I was looking at unit 5 and 6. Several state land areas. If I thought access would be available I might consider a shotgun tag. I am sure it's like MI. Gun season the state land is pounded. Always easier to find access during archery season. I noticed the big difference in the amount of resident archers vs firearm.

Are residents only allowed one specific weapon buck tag?


----------



## Itchin' to go (Oct 4, 2001)

The resident thats helping us out said if you get a little off the road the state land doesnt get touched in gun season. All the residents just do drives on private land.

He always trys talking his buddies into hunting some state land he thinks is good and they always decline. He said most residents are for lack of a better word a little "lazy" when it comes to huntin and like walk to field edge and wait for a youngster in the group to push thickets for them.

These are also the guys that saw the antlers off 130-140's and throw em in the corner of a garage. It takes a 150" or bigger to get these guys excited.

Ryan


----------



## kingfisher 11 (Jan 26, 2000)

Itchin' to go said:


> The resident thats helping us out said if you get a little off the road the state land doesnt get touched in gun season. All the residents just do drives on private land.
> 
> He always trys talking his buddies into hunting some state land he thinks is good and they always decline. He said most residents are for lack of a better word a little "lazy" when it comes to huntin and like walk to field edge and wait for a youngster in the group to push thickets for them.
> 
> ...


The same way in western KS where I hunt. They drive aorund and do deer drives. I have shot a couple of bucks when they pushed deer our way.

I applied for a Muzzy tag this year in KS hoping to get a mule deer permit. I may not draw at all but odds are high.

◆ ◆ ◆ ◆ ◆

### What is asked
A – Please list every kind of hunting tag or permit that the hunting thread mentions.
B – Carry on the hunting thread from the point where it stops.

### Material
◆ ◆ ◆ ◆ ◆

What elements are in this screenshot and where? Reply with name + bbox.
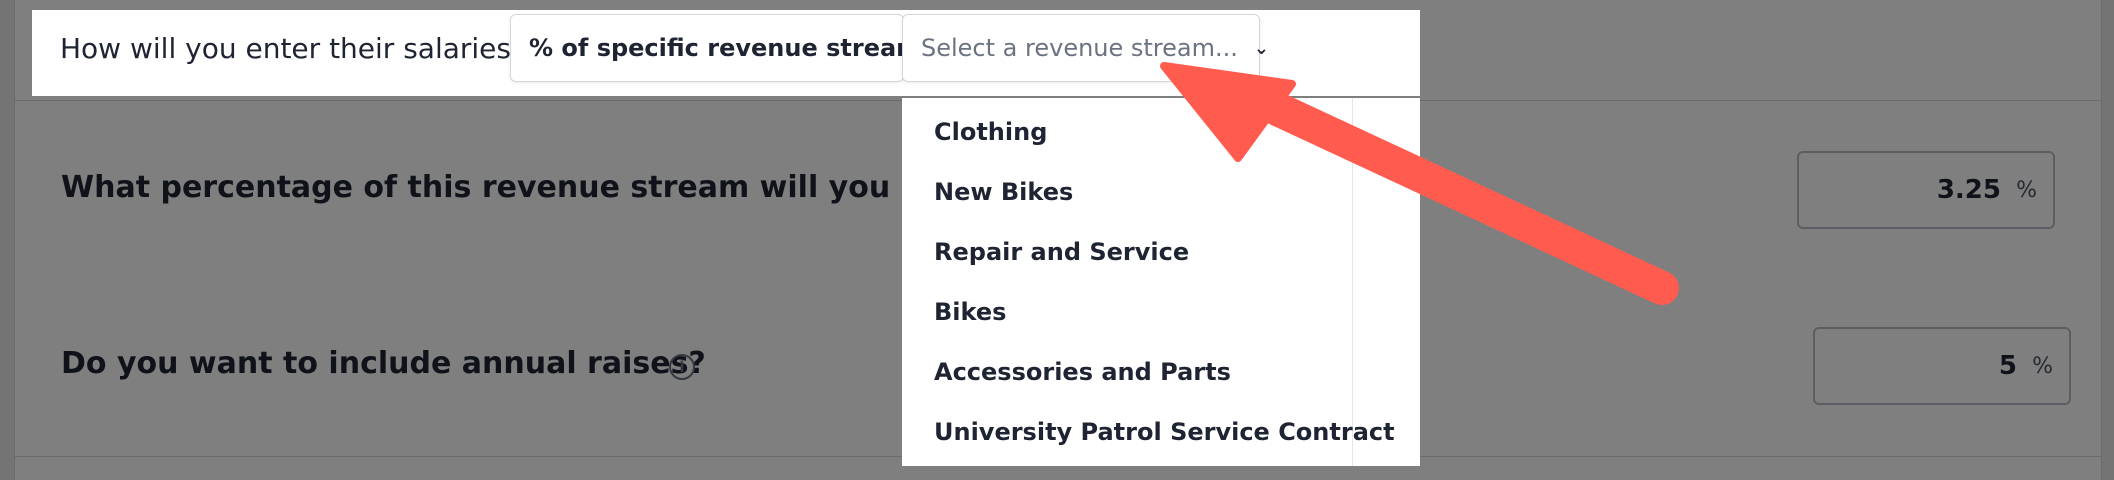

◆ ◆ ◆ ◆ ◆

### Results by task
A –
- shotgun tag
- specific weapon buck tag
- Muzzy tag
- mule deer permit

B –
I have seen some good bucks on HWY 80 driving out. Mainly before DeMoines but a big boy last trip about 40 miles west of there.


----------



## GrizzlyHunter (Jun 17, 2005)

Itchin' to go said:


> The resident thats helping us out said if you get a little off the road the state land doesnt get touched in gun season. All the residents just do drives on private land.
> 
> He always trys talking his buddies into hunting some state land he thinks is good and they always decline. He said most residents are for lack of a better word a little "lazy" when it comes to huntin and like walk to field edge and wait for a youngster in the group to push thickets for them.
> 
> Ryan


That's very interesting what your heard about the drives. I've heard the exact opposite...that the locals dislike the non-resident hunters so much that they do drives on public land on opening day to push all of the deer to the private land for them to be able to hunt them later. :SHOCKED:

I hope your version is closer to the truth.

GH


----------



## kingfisher 11 (Jan 26, 2000)

GrizzlyHunter said:


> That's very interesting what your heard about the drives. I've heard the exact opposite...that the locals dislike the non-resident hunters so much that they do drives on public land on opening day to push all of the deer to the private land for them to be able to hunt them later. :SHOCKED:
> 
> I hope your version is closer to the truth.
> 
> GH


I hunt private land in KS. I still have a situation with the farmer who leases the land. He always comes through and does a two man drive through the mile long draw we hunt. Landowner is a older gentleman who does not want to rock the boat. We have to deal with him. I have shot a good buck every year when they do the deer drive.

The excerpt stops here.